(Dataset entries)
────────────────

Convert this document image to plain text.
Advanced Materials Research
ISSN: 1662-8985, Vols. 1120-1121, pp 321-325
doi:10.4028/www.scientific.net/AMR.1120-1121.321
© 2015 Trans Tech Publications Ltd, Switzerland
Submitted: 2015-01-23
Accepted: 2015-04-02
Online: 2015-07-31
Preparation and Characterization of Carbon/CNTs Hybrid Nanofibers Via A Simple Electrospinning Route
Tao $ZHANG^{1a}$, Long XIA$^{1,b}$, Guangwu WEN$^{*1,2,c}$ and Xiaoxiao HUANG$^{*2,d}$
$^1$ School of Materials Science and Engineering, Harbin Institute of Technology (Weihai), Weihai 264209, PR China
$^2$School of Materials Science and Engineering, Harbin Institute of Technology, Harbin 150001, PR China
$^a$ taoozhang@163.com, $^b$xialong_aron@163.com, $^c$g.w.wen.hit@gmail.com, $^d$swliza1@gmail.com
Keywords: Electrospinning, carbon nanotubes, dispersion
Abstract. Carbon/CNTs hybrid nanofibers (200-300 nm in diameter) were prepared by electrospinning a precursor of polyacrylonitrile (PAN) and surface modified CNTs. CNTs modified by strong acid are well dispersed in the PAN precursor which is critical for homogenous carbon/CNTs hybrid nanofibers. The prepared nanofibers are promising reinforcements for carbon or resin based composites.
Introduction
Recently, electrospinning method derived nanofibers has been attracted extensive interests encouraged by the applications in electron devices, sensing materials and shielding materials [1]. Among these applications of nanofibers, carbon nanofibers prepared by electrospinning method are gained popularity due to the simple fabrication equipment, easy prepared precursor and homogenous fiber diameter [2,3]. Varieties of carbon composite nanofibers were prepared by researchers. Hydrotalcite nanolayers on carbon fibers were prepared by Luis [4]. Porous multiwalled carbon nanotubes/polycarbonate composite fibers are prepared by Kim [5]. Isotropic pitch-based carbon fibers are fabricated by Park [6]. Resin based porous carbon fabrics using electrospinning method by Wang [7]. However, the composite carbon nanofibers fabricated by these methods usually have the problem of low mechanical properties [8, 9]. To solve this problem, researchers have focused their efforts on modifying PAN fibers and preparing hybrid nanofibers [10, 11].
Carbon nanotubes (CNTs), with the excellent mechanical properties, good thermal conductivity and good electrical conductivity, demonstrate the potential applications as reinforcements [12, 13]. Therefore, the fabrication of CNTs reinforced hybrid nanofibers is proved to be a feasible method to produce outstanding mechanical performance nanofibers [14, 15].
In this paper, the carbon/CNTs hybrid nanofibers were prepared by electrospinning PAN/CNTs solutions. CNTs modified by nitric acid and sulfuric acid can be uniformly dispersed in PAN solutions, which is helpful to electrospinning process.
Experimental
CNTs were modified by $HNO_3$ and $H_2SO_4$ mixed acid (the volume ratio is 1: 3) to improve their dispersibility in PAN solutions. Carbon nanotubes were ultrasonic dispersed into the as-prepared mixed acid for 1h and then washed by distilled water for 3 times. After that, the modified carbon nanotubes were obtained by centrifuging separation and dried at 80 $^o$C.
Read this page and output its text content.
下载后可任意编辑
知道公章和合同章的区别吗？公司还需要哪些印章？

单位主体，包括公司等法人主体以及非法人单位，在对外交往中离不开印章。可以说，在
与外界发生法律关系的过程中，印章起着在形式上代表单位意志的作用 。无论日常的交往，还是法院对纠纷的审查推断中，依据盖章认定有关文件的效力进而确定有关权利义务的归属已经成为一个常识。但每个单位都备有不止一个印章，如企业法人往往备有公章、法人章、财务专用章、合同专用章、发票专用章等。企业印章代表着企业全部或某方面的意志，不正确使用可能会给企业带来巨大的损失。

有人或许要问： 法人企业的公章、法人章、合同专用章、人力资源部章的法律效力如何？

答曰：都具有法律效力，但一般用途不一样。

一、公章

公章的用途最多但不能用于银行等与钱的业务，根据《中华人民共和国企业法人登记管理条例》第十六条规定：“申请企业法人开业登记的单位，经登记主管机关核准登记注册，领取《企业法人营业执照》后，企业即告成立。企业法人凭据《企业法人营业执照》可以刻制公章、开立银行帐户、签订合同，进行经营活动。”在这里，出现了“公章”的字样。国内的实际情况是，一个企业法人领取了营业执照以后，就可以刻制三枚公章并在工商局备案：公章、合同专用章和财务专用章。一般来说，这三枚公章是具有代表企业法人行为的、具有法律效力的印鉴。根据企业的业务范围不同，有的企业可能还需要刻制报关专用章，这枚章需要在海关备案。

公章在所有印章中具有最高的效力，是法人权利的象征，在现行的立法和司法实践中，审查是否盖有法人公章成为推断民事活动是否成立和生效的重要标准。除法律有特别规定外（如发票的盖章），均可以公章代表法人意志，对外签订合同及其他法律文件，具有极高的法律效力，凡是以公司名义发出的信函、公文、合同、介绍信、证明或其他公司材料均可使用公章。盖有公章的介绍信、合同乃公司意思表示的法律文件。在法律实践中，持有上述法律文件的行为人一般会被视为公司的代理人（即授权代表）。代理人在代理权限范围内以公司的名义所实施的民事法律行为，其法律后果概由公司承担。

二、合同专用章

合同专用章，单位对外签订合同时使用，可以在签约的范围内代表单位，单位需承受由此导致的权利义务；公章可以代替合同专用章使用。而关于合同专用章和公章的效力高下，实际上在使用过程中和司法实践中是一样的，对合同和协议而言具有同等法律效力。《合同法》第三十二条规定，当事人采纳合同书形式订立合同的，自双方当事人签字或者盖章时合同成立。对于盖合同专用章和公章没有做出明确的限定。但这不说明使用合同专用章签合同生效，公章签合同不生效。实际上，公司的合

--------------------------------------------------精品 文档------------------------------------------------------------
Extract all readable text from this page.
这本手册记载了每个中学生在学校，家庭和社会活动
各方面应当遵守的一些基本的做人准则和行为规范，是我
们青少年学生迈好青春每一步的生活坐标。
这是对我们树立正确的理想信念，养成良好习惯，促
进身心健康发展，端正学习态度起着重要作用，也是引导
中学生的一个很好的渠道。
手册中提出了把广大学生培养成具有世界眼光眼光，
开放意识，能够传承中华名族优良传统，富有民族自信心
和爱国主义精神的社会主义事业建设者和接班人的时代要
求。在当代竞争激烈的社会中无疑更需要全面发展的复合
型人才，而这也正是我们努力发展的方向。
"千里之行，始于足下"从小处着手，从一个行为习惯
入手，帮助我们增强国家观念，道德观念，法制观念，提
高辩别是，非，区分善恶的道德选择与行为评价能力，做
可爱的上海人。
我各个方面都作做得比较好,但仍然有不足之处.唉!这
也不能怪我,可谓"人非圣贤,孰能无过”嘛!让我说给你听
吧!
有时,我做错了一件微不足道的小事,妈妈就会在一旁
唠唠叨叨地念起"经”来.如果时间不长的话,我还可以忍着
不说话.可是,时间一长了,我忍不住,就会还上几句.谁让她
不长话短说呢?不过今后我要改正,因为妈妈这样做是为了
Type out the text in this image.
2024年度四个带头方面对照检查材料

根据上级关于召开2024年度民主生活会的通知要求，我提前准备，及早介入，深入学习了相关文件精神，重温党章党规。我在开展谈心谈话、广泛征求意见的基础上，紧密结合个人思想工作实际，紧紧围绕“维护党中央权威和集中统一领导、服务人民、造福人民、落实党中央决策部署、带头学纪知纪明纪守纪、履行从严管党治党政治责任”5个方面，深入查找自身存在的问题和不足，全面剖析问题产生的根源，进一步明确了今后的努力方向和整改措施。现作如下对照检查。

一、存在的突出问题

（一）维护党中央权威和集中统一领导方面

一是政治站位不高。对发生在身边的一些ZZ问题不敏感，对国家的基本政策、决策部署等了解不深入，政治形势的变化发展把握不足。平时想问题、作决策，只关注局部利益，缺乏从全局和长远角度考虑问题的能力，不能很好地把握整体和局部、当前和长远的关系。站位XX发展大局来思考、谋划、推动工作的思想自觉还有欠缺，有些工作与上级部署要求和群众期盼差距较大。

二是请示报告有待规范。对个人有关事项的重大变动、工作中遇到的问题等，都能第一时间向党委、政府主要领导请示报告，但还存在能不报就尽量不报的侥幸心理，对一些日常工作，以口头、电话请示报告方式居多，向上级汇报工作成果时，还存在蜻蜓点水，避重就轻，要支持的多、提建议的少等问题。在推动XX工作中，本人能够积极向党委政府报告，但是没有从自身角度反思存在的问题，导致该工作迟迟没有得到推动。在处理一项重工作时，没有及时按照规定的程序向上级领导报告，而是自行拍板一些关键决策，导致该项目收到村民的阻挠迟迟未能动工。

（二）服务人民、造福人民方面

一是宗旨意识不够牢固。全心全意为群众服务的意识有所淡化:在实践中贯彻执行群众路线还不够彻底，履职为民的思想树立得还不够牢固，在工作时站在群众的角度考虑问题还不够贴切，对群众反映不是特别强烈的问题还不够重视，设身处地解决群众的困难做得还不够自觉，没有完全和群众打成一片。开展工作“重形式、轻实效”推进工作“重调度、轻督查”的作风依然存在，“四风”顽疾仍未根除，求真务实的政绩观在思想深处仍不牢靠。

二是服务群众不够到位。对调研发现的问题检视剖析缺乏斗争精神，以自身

────────────────

(Task goal): Identify each line holding the string "nanotubes", and copy it out.

(Expected output):
Keywords: Electrospinning, carbon nanotubes, dispersion
Recently, electrospinning method derived nanofibers has been attracted extensive interests encouraged by the applications in electron devices, sensing materials and shielding materials [1]. Among these applications of nanofibers, carbon nanofibers prepared by electrospinning method are gained popularity due to the simple fabrication equipment, easy prepared precursor and homogenous fiber diameter [2,3]. Varieties of carbon composite nanofibers were prepared by researchers. Hydrotalcite nanolayers on carbon fibers were prepared by Luis [4]. Porous multiwalled carbon nanotubes/polycarbonate composite fibers are prepared by Kim [5]. Isotropic pitch-based carbon fibers are fabricated by Park [6]. Resin based porous carbon fabrics using electrospinning method by Wang [7]. However, the composite carbon nanofibers fabricated by these methods usually have the problem of low mechanical properties [8, 9]. To solve this problem, researchers have focused their efforts on modifying PAN fibers and preparing hybrid nanofibers [10, 11].
Carbon nanotubes (CNTs), with the excellent mechanical properties, good thermal conductivity and good electrical conductivity, demonstrate the potential applications as reinforcements [12, 13]. Therefore, the fabrication of CNTs reinforced hybrid nanofibers is proved to be a feasible method to produce outstanding mechanical performance nanofibers [14, 15].
CNTs were modified by $HNO_3$ and $H_2SO_4$ mixed acid (the volume ratio is 1: 3) to improve their dispersibility in PAN solutions. Carbon nanotubes were ultrasonic dispersed into the as-prepared mixed acid for 1h and then washed by distilled water for 3 times. After that, the modified carbon nanotubes were obtained by centrifuging separation and dried at 80 $^o$C.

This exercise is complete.